## Short exercise
Reproduce the records below exactly as they appear.

--- Extracted entries ---

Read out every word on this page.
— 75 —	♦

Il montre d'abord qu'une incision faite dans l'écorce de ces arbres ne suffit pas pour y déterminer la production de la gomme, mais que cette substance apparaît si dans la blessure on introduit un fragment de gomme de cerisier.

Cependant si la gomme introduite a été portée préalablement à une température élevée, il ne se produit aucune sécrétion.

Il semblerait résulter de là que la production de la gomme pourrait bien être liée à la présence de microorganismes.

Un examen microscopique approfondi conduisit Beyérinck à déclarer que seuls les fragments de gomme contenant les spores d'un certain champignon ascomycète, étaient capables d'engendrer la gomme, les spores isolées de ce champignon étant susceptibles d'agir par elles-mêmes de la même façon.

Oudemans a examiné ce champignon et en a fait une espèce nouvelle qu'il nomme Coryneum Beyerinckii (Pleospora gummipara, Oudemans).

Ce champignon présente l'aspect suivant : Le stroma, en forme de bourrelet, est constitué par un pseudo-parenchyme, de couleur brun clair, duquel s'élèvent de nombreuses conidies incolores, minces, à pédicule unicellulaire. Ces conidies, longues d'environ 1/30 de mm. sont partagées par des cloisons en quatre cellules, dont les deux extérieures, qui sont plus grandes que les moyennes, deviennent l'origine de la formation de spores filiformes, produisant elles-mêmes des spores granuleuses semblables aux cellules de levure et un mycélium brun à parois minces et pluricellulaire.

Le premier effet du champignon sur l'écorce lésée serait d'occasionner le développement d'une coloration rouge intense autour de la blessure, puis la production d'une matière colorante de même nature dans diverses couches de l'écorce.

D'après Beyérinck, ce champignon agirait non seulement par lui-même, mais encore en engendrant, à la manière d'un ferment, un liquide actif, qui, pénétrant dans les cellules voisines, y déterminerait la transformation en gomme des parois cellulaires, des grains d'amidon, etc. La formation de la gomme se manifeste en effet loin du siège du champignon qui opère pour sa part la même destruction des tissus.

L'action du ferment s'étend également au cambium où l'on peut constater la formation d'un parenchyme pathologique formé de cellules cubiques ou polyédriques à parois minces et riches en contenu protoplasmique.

---

## Final result
Read out every word on this page.
— 75 —	♦

Il montre d'abord qu'une incision faite dans l'écorce de ces arbres ne suffit pas pour y déterminer la production de la gomme, mais que cette substance apparaît si dans la blessure on introduit un fragment de gomme de cerisier.

Cependant si la gomme introduite a été portée préalablement à une température élevée, il ne se produit aucune sécrétion.

Il semblerait résulter de là que la production de la gomme pourrait bien être liée à la présence de microorganismes.

Un examen microscopique approfondi conduisit Beyérinck à déclarer que seuls les fragments de gomme contenant les spores d'un certain champignon ascomycète, étaient capables d'engendrer la gomme, les spores isolées de ce champignon étant susceptibles d'agir par elles-mêmes de la même façon.

Oudemans a examiné ce champignon et en a fait une espèce nouvelle qu'il nomme Coryneum Beyerinckii (Pleospora gummipara, Oudemans).

Ce champignon présente l'aspect suivant : Le stroma, en forme de bourrelet, est constitué par un pseudo-parenchyme, de couleur brun clair, duquel s'élèvent de nombreuses conidies incolores, minces, à pédicule unicellulaire. Ces conidies, longues d'environ 1/30 de mm. sont partagées par des cloisons en quatre cellules, dont les deux extérieures, qui sont plus grandes que les moyennes, deviennent l'origine de la formation de spores filiformes, produisant elles-mêmes des spores granuleuses semblables aux cellules de levure et un mycélium brun à parois minces et pluricellulaire.

Le premier effet du champignon sur l'écorce lésée serait d'occasionner le développement d'une coloration rouge intense autour de la blessure, puis la production d'une matière colorante de même nature dans diverses couches de l'écorce.

D'après Beyérinck, ce champignon agirait non seulement par lui-même, mais encore en engendrant, à la manière d'un ferment, un liquide actif, qui, pénétrant dans les cellules voisines, y déterminerait la transformation en gomme des parois cellulaires, des grains d'amidon, etc. La formation de la gomme se manifeste en effet loin du siège du champignon qui opère pour sa part la même destruction des tissus.

L'action du ferment s'étend également au cambium où l'on peut constater la formation d'un parenchyme pathologique formé de cellules cubiques ou polyédriques à parois minces et riches en contenu protoplasmique.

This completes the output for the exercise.